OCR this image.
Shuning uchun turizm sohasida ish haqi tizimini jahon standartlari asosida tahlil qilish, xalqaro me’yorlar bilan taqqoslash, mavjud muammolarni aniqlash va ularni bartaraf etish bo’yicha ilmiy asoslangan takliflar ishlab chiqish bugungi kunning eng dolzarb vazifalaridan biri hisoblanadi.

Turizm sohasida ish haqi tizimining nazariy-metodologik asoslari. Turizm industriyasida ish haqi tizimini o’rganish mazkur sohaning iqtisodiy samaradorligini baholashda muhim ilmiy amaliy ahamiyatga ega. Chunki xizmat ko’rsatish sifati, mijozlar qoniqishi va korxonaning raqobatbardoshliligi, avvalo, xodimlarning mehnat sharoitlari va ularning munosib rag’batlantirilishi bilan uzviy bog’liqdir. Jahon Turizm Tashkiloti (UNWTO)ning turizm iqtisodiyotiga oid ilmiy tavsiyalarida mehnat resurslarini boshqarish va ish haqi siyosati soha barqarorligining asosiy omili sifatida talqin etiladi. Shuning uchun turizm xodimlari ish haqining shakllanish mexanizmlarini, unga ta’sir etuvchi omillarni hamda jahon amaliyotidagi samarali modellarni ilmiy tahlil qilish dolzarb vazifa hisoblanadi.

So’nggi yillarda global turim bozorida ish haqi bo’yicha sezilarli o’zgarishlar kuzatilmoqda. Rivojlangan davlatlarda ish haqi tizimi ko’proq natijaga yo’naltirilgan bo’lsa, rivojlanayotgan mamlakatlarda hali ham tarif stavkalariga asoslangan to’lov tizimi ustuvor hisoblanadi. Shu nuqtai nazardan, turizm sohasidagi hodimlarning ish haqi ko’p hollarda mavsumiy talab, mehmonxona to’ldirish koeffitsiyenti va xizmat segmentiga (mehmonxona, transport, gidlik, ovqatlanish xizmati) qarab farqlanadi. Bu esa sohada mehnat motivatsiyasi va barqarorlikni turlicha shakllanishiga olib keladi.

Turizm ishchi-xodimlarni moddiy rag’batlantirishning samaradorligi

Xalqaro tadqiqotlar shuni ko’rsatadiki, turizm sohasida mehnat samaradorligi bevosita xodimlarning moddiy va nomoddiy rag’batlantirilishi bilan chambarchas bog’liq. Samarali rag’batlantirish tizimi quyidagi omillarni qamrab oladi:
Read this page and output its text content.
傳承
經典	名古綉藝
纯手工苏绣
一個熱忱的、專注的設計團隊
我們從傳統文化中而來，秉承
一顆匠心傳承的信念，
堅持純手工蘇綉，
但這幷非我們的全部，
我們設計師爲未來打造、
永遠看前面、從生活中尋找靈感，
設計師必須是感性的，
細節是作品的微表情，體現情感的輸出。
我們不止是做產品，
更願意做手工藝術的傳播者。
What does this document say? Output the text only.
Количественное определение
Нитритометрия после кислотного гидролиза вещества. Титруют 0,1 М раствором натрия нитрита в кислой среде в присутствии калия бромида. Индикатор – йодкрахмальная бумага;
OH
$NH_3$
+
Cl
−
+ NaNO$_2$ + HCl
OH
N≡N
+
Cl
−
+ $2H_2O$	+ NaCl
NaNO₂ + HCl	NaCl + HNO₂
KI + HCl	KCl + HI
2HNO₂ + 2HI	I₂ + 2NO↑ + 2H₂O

********

### YOUR GOAL
Each line of the material must be restated exactly.

### RESPONSE FOR THIS EXERCISE
OCR this image.
Shuning uchun turizm sohasida ish haqi tizimini jahon standartlari asosida tahlil qilish, xalqaro me’yorlar bilan taqqoslash, mavjud muammolarni aniqlash va ularni bartaraf etish bo’yicha ilmiy asoslangan takliflar ishlab chiqish bugungi kunning eng dolzarb vazifalaridan biri hisoblanadi.

Turizm sohasida ish haqi tizimining nazariy-metodologik asoslari. Turizm industriyasida ish haqi tizimini o’rganish mazkur sohaning iqtisodiy samaradorligini baholashda muhim ilmiy amaliy ahamiyatga ega. Chunki xizmat ko’rsatish sifati, mijozlar qoniqishi va korxonaning raqobatbardoshliligi, avvalo, xodimlarning mehnat sharoitlari va ularning munosib rag’batlantirilishi bilan uzviy bog’liqdir. Jahon Turizm Tashkiloti (UNWTO)ning turizm iqtisodiyotiga oid ilmiy tavsiyalarida mehnat resurslarini boshqarish va ish haqi siyosati soha barqarorligining asosiy omili sifatida talqin etiladi. Shuning uchun turizm xodimlari ish haqining shakllanish mexanizmlarini, unga ta’sir etuvchi omillarni hamda jahon amaliyotidagi samarali modellarni ilmiy tahlil qilish dolzarb vazifa hisoblanadi.

So’nggi yillarda global turim bozorida ish haqi bo’yicha sezilarli o’zgarishlar kuzatilmoqda. Rivojlangan davlatlarda ish haqi tizimi ko’proq natijaga yo’naltirilgan bo’lsa, rivojlanayotgan mamlakatlarda hali ham tarif stavkalariga asoslangan to’lov tizimi ustuvor hisoblanadi. Shu nuqtai nazardan, turizm sohasidagi hodimlarning ish haqi ko’p hollarda mavsumiy talab, mehmonxona to’ldirish koeffitsiyenti va xizmat segmentiga (mehmonxona, transport, gidlik, ovqatlanish xizmati) qarab farqlanadi. Bu esa sohada mehnat motivatsiyasi va barqarorlikni turlicha shakllanishiga olib keladi.

Turizm ishchi-xodimlarni moddiy rag’batlantirishning samaradorligi

Xalqaro tadqiqotlar shuni ko’rsatadiki, turizm sohasida mehnat samaradorligi bevosita xodimlarning moddiy va nomoddiy rag’batlantirilishi bilan chambarchas bog’liq. Samarali rag’batlantirish tizimi quyidagi omillarni qamrab oladi:
Read this page and output its text content.
傳承
經典	名古綉藝
纯手工苏绣
一個熱忱的、專注的設計團隊
我們從傳統文化中而來，秉承
一顆匠心傳承的信念，
堅持純手工蘇綉，
但這幷非我們的全部，
我們設計師爲未來打造、
永遠看前面、從生活中尋找靈感，
設計師必須是感性的，
細節是作品的微表情，體現情感的輸出。
我們不止是做產品，
更願意做手工藝術的傳播者。
What does this document say? Output the text only.
Количественное определение
Нитритометрия после кислотного гидролиза вещества. Титруют 0,1 М раствором натрия нитрита в кислой среде в присутствии калия бромида. Индикатор – йодкрахмальная бумага;
OH
$NH_3$
+
Cl
−
+ NaNO$_2$ + HCl
OH
N≡N
+
Cl
−
+ $2H_2O$	+ NaCl
NaNO₂ + HCl	NaCl + HNO₂
KI + HCl	KCl + HI
2HNO₂ + 2HI	I₂ + 2NO↑ + 2H₂O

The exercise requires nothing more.